Output the data exactly, with every line intact.

Figure record listings:

━━━━━━━━━━━━━━━━━━━━━━━━━━━━━━

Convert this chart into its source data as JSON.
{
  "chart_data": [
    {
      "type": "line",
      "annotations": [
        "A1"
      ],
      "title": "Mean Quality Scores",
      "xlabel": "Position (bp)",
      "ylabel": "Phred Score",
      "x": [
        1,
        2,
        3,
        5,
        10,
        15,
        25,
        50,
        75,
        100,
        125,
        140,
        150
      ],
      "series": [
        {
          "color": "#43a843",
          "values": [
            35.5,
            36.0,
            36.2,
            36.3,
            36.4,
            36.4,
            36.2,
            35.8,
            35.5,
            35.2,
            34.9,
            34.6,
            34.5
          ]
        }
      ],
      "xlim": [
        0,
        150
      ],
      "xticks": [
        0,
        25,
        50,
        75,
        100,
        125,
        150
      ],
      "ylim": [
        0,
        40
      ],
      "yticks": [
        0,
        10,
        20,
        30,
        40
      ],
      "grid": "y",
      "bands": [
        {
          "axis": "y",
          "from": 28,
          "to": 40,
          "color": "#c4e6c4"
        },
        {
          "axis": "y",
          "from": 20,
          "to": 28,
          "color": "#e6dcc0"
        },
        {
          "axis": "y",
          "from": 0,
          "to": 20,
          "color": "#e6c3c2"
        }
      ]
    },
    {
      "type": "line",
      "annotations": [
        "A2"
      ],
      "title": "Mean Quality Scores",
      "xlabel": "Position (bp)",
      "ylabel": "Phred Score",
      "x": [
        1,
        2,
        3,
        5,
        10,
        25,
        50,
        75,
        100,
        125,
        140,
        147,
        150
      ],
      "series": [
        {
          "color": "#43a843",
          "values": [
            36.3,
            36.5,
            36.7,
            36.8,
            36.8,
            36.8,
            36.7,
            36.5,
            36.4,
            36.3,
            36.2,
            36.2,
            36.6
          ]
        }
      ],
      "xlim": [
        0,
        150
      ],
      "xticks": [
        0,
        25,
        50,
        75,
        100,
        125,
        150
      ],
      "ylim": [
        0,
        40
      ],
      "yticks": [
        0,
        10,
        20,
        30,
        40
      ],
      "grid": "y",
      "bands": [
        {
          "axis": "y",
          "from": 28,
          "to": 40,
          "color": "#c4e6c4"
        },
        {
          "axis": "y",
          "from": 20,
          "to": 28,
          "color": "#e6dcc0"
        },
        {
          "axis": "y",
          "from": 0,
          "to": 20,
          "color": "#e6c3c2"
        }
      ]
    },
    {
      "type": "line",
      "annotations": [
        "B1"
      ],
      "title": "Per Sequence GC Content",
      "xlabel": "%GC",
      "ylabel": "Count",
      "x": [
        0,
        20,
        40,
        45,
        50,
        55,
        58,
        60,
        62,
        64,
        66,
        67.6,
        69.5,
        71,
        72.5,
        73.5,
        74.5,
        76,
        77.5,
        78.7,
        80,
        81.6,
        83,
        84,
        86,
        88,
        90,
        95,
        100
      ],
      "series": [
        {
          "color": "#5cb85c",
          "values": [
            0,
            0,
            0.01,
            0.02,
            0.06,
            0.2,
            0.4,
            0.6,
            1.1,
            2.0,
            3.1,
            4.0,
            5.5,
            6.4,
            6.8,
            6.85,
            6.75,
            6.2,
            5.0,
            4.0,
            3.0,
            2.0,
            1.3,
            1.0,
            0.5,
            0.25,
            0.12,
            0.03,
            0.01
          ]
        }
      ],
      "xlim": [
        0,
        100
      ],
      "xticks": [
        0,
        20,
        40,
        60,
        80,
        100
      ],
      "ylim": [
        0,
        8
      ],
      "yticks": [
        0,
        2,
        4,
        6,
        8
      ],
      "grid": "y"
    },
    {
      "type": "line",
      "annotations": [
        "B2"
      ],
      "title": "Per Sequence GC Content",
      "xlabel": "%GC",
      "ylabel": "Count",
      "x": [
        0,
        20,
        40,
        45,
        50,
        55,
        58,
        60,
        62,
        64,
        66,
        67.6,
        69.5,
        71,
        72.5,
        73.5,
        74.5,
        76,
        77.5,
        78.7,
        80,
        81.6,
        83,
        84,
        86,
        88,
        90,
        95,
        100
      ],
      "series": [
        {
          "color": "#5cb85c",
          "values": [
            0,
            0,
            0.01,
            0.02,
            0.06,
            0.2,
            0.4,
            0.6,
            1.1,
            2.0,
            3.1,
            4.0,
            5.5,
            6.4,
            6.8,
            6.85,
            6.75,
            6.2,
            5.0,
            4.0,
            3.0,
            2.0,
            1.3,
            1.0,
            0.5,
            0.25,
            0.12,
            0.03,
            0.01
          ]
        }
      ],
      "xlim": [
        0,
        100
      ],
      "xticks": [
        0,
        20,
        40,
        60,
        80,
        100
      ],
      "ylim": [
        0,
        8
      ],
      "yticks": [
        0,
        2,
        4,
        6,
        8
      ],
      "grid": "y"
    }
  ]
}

━━━━━━━━━━━━━━━━━━━━━━━━━━━━━━

THE RESPONSE:
Convert this chart into its source data as JSON.
{
  "chart_data": [
    {
      "type": "line",
      "annotations": [
        "A1"
      ],
      "title": "Mean Quality Scores",
      "xlabel": "Position (bp)",
      "ylabel": "Phred Score",
      "x": [
        1,
        2,
        3,
        5,
        10,
        15,
        25,
        50,
        75,
        100,
        125,
        140,
        150
      ],
      "series": [
        {
          "color": "#43a843",
          "values": [
            35.5,
            36.0,
            36.2,
            36.3,
            36.4,
            36.4,
            36.2,
            35.8,
            35.5,
            35.2,
            34.9,
            34.6,
            34.5
          ]
        }
      ],
      "xlim": [
        0,
        150
      ],
      "xticks": [
        0,
        25,
        50,
        75,
        100,
        125,
        150
      ],
      "ylim": [
        0,
        40
      ],
      "yticks": [
        0,
        10,
        20,
        30,
        40
      ],
      "grid": "y",
      "bands": [
        {
          "axis": "y",
          "from": 28,
          "to": 40,
          "color": "#c4e6c4"
        },
        {
          "axis": "y",
          "from": 20,
          "to": 28,
          "color": "#e6dcc0"
        },
        {
          "axis": "y",
          "from": 0,
          "to": 20,
          "color": "#e6c3c2"
        }
      ]
    },
    {
      "type": "line",
      "annotations": [
        "A2"
      ],
      "title": "Mean Quality Scores",
      "xlabel": "Position (bp)",
      "ylabel": "Phred Score",
      "x": [
        1,
        2,
        3,
        5,
        10,
        25,
        50,
        75,
        100,
        125,
        140,
        147,
        150
      ],
      "series": [
        {
          "color": "#43a843",
          "values": [
            36.3,
            36.5,
            36.7,
            36.8,
            36.8,
            36.8,
            36.7,
            36.5,
            36.4,
            36.3,
            36.2,
            36.2,
            36.6
          ]
        }
      ],
      "xlim": [
        0,
        150
      ],
      "xticks": [
        0,
        25,
        50,
        75,
        100,
        125,
        150
      ],
      "ylim": [
        0,
        40
      ],
      "yticks": [
        0,
        10,
        20,
        30,
        40
      ],
      "grid": "y",
      "bands": [
        {
          "axis": "y",
          "from": 28,
          "to": 40,
          "color": "#c4e6c4"
        },
        {
          "axis": "y",
          "from": 20,
          "to": 28,
          "color": "#e6dcc0"
        },
        {
          "axis": "y",
          "from": 0,
          "to": 20,
          "color": "#e6c3c2"
        }
      ]
    },
    {
      "type": "line",
      "annotations": [
        "B1"
      ],
      "title": "Per Sequence GC Content",
      "xlabel": "%GC",
      "ylabel": "Count",
      "x": [
        0,
        20,
        40,
        45,
        50,
        55,
        58,
        60,
        62,
        64,
        66,
        67.6,
        69.5,
        71,
        72.5,
        73.5,
        74.5,
        76,
        77.5,
        78.7,
        80,
        81.6,
        83,
        84,
        86,
        88,
        90,
        95,
        100
      ],
      "series": [
        {
          "color": "#5cb85c",
          "values": [
            0,
            0,
            0.01,
            0.02,
            0.06,
            0.2,
            0.4,
            0.6,
            1.1,
            2.0,
            3.1,
            4.0,
            5.5,
            6.4,
            6.8,
            6.85,
            6.75,
            6.2,
            5.0,
            4.0,
            3.0,
            2.0,
            1.3,
            1.0,
            0.5,
            0.25,
            0.12,
            0.03,
            0.01
          ]
        }
      ],
      "xlim": [
        0,
        100
      ],
      "xticks": [
        0,
        20,
        40,
        60,
        80,
        100
      ],
      "ylim": [
        0,
        8
      ],
      "yticks": [
        0,
        2,
        4,
        6,
        8
      ],
      "grid": "y"
    },
    {
      "type": "line",
      "annotations": [
        "B2"
      ],
      "title": "Per Sequence GC Content",
      "xlabel": "%GC",
      "ylabel": "Count",
      "x": [
        0,
        20,
        40,
        45,
        50,
        55,
        58,
        60,
        62,
        64,
        66,
        67.6,
        69.5,
        71,
        72.5,
        73.5,
        74.5,
        76,
        77.5,
        78.7,
        80,
        81.6,
        83,
        84,
        86,
        88,
        90,
        95,
        100
      ],
      "series": [
        {
          "color": "#5cb85c",
          "values": [
            0,
            0,
            0.01,
            0.02,
            0.06,
            0.2,
            0.4,
            0.6,
            1.1,
            2.0,
            3.1,
            4.0,
            5.5,
            6.4,
            6.8,
            6.85,
            6.75,
            6.2,
            5.0,
            4.0,
            3.0,
            2.0,
            1.3,
            1.0,
            0.5,
            0.25,
            0.12,
            0.03,
            0.01
          ]
        }
      ],
      "xlim": [
        0,
        100
      ],
      "xticks": [
        0,
        20,
        40,
        60,
        80,
        100
      ],
      "ylim": [
        0,
        8
      ],
      "yticks": [
        0,
        2,
        4,
        6,
        8
      ],
      "grid": "y"
    }
  ]
}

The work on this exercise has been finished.